Exercise prompt:
Print all of the data exactly.

Excerpted data:
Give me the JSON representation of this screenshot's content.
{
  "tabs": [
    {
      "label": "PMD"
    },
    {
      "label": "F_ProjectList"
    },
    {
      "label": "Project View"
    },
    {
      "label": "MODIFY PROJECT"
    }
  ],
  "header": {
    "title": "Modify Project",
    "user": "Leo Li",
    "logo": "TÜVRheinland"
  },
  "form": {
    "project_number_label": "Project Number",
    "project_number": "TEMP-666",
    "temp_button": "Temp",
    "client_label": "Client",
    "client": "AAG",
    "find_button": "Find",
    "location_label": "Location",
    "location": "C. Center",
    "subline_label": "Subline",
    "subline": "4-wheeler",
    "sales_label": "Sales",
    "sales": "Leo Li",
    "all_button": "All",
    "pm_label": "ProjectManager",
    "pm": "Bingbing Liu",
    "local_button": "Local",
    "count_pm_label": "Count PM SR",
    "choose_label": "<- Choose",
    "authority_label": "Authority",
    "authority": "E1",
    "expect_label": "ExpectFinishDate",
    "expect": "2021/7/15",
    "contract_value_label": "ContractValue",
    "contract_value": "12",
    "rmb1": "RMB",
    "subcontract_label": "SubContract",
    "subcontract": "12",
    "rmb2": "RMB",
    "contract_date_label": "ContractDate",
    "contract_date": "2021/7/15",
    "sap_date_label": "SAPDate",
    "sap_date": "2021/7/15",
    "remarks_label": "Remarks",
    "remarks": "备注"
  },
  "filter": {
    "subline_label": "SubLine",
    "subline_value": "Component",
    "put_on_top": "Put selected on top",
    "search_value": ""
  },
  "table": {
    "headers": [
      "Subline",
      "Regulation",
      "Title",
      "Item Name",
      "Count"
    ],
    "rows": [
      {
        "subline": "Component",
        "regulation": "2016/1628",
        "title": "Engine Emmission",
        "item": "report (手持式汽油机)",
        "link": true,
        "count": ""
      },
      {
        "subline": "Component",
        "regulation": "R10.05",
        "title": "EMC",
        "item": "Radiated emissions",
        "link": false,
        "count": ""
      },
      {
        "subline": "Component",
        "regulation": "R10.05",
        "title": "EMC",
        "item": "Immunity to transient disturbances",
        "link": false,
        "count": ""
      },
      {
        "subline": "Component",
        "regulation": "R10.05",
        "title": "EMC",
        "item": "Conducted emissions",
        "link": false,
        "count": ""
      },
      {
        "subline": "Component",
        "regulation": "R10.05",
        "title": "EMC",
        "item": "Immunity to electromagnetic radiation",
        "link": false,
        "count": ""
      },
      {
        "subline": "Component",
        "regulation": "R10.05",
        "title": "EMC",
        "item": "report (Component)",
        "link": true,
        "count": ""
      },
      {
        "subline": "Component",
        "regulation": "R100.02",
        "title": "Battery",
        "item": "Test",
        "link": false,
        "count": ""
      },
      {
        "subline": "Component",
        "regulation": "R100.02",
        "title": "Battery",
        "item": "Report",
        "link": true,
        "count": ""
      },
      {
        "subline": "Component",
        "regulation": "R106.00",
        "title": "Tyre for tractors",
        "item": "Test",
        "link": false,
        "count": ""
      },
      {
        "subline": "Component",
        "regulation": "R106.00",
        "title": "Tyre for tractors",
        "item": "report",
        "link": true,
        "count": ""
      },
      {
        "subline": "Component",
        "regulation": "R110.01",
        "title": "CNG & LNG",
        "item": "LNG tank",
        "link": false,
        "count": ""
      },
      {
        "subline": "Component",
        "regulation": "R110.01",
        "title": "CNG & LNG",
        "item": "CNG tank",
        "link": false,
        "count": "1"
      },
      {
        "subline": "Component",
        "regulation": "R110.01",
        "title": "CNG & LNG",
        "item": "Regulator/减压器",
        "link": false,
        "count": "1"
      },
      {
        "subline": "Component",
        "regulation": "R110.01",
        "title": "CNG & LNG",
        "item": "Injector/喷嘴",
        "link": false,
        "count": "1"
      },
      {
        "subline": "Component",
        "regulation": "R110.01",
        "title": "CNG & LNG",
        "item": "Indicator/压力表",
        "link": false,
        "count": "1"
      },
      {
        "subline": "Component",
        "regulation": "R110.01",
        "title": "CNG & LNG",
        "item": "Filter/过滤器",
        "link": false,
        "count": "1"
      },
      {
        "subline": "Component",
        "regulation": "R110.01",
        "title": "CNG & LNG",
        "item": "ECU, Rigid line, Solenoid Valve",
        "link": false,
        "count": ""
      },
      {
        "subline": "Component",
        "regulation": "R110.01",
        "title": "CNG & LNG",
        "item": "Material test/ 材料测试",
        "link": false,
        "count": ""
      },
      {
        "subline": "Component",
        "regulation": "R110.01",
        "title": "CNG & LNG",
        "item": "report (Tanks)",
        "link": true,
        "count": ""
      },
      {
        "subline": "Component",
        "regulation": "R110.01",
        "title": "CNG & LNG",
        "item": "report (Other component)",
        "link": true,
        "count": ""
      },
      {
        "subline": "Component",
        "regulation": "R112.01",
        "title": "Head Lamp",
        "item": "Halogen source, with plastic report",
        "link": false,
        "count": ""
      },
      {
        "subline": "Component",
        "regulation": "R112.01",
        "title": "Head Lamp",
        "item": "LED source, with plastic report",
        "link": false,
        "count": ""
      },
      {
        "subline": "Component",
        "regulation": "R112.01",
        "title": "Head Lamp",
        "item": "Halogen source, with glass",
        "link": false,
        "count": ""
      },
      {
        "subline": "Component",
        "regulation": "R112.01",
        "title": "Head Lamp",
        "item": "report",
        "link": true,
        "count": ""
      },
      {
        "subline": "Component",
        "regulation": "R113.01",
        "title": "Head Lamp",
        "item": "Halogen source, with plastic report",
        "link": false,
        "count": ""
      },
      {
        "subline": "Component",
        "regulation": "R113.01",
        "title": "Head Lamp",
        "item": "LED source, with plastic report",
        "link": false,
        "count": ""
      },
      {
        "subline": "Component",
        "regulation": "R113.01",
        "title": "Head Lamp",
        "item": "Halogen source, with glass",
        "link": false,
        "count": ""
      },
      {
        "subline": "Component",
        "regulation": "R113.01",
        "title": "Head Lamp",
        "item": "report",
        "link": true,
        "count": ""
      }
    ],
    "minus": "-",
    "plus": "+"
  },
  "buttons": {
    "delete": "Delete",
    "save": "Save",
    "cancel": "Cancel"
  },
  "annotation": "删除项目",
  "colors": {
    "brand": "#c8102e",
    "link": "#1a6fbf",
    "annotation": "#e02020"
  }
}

Written reply:
Give me the JSON representation of this screenshot's content.
{
  "tabs": [
    {
      "label": "PMD"
    },
    {
      "label": "F_ProjectList"
    },
    {
      "label": "Project View"
    },
    {
      "label": "MODIFY PROJECT"
    }
  ],
  "header": {
    "title": "Modify Project",
    "user": "Leo Li",
    "logo": "TÜVRheinland"
  },
  "form": {
    "project_number_label": "Project Number",
    "project_number": "TEMP-666",
    "temp_button": "Temp",
    "client_label": "Client",
    "client": "AAG",
    "find_button": "Find",
    "location_label": "Location",
    "location": "C. Center",
    "subline_label": "Subline",
    "subline": "4-wheeler",
    "sales_label": "Sales",
    "sales": "Leo Li",
    "all_button": "All",
    "pm_label": "ProjectManager",
    "pm": "Bingbing Liu",
    "local_button": "Local",
    "count_pm_label": "Count PM SR",
    "choose_label": "<- Choose",
    "authority_label": "Authority",
    "authority": "E1",
    "expect_label": "ExpectFinishDate",
    "expect": "2021/7/15",
    "contract_value_label": "ContractValue",
    "contract_value": "12",
    "rmb1": "RMB",
    "subcontract_label": "SubContract",
    "subcontract": "12",
    "rmb2": "RMB",
    "contract_date_label": "ContractDate",
    "contract_date": "2021/7/15",
    "sap_date_label": "SAPDate",
    "sap_date": "2021/7/15",
    "remarks_label": "Remarks",
    "remarks": "备注"
  },
  "filter": {
    "subline_label": "SubLine",
    "subline_value": "Component",
    "put_on_top": "Put selected on top",
    "search_value": ""
  },
  "table": {
    "headers": [
      "Subline",
      "Regulation",
      "Title",
      "Item Name",
      "Count"
    ],
    "rows": [
      {
        "subline": "Component",
        "regulation": "2016/1628",
        "title": "Engine Emmission",
        "item": "report (手持式汽油机)",
        "link": true,
        "count": ""
      },
      {
        "subline": "Component",
        "regulation": "R10.05",
        "title": "EMC",
        "item": "Radiated emissions",
        "link": false,
        "count": ""
      },
      {
        "subline": "Component",
        "regulation": "R10.05",
        "title": "EMC",
        "item": "Immunity to transient disturbances",
        "link": false,
        "count": ""
      },
      {
        "subline": "Component",
        "regulation": "R10.05",
        "title": "EMC",
        "item": "Conducted emissions",
        "link": false,
        "count": ""
      },
      {
        "subline": "Component",
        "regulation": "R10.05",
        "title": "EMC",
        "item": "Immunity to electromagnetic radiation",
        "link": false,
        "count": ""
      },
      {
        "subline": "Component",
        "regulation": "R10.05",
        "title": "EMC",
        "item": "report (Component)",
        "link": true,
        "count": ""
      },
      {
        "subline": "Component",
        "regulation": "R100.02",
        "title": "Battery",
        "item": "Test",
        "link": false,
        "count": ""
      },
      {
        "subline": "Component",
        "regulation": "R100.02",
        "title": "Battery",
        "item": "Report",
        "link": true,
        "count": ""
      },
      {
        "subline": "Component",
        "regulation": "R106.00",
        "title": "Tyre for tractors",
        "item": "Test",
        "link": false,
        "count": ""
      },
      {
        "subline": "Component",
        "regulation": "R106.00",
        "title": "Tyre for tractors",
        "item": "report",
        "link": true,
        "count": ""
      },
      {
        "subline": "Component",
        "regulation": "R110.01",
        "title": "CNG & LNG",
        "item": "LNG tank",
        "link": false,
        "count": ""
      },
      {
        "subline": "Component",
        "regulation": "R110.01",
        "title": "CNG & LNG",
        "item": "CNG tank",
        "link": false,
        "count": "1"
      },
      {
        "subline": "Component",
        "regulation": "R110.01",
        "title": "CNG & LNG",
        "item": "Regulator/减压器",
        "link": false,
        "count": "1"
      },
      {
        "subline": "Component",
        "regulation": "R110.01",
        "title": "CNG & LNG",
        "item": "Injector/喷嘴",
        "link": false,
        "count": "1"
      },
      {
        "subline": "Component",
        "regulation": "R110.01",
        "title": "CNG & LNG",
        "item": "Indicator/压力表",
        "link": false,
        "count": "1"
      },
      {
        "subline": "Component",
        "regulation": "R110.01",
        "title": "CNG & LNG",
        "item": "Filter/过滤器",
        "link": false,
        "count": "1"
      },
      {
        "subline": "Component",
        "regulation": "R110.01",
        "title": "CNG & LNG",
        "item": "ECU, Rigid line, Solenoid Valve",
        "link": false,
        "count": ""
      },
      {
        "subline": "Component",
        "regulation": "R110.01",
        "title": "CNG & LNG",
        "item": "Material test/ 材料测试",
        "link": false,
        "count": ""
      },
      {
        "subline": "Component",
        "regulation": "R110.01",
        "title": "CNG & LNG",
        "item": "report (Tanks)",
        "link": true,
        "count": ""
      },
      {
        "subline": "Component",
        "regulation": "R110.01",
        "title": "CNG & LNG",
        "item": "report (Other component)",
        "link": true,
        "count": ""
      },
      {
        "subline": "Component",
        "regulation": "R112.01",
        "title": "Head Lamp",
        "item": "Halogen source, with plastic report",
        "link": false,
        "count": ""
      },
      {
        "subline": "Component",
        "regulation": "R112.01",
        "title": "Head Lamp",
        "item": "LED source, with plastic report",
        "link": false,
        "count": ""
      },
      {
        "subline": "Component",
        "regulation": "R112.01",
        "title": "Head Lamp",
        "item": "Halogen source, with glass",
        "link": false,
        "count": ""
      },
      {
        "subline": "Component",
        "regulation": "R112.01",
        "title": "Head Lamp",
        "item": "report",
        "link": true,
        "count": ""
      },
      {
        "subline": "Component",
        "regulation": "R113.01",
        "title": "Head Lamp",
        "item": "Halogen source, with plastic report",
        "link": false,
        "count": ""
      },
      {
        "subline": "Component",
        "regulation": "R113.01",
        "title": "Head Lamp",
        "item": "LED source, with plastic report",
        "link": false,
        "count": ""
      },
      {
        "subline": "Component",
        "regulation": "R113.01",
        "title": "Head Lamp",
        "item": "Halogen source, with glass",
        "link": false,
        "count": ""
      },
      {
        "subline": "Component",
        "regulation": "R113.01",
        "title": "Head Lamp",
        "item": "report",
        "link": true,
        "count": ""
      }
    ],
    "minus": "-",
    "plus": "+"
  },
  "buttons": {
    "delete": "Delete",
    "save": "Save",
    "cancel": "Cancel"
  },
  "annotation": "删除项目",
  "colors": {
    "brand": "#c8102e",
    "link": "#1a6fbf",
    "annotation": "#e02020"
  }
}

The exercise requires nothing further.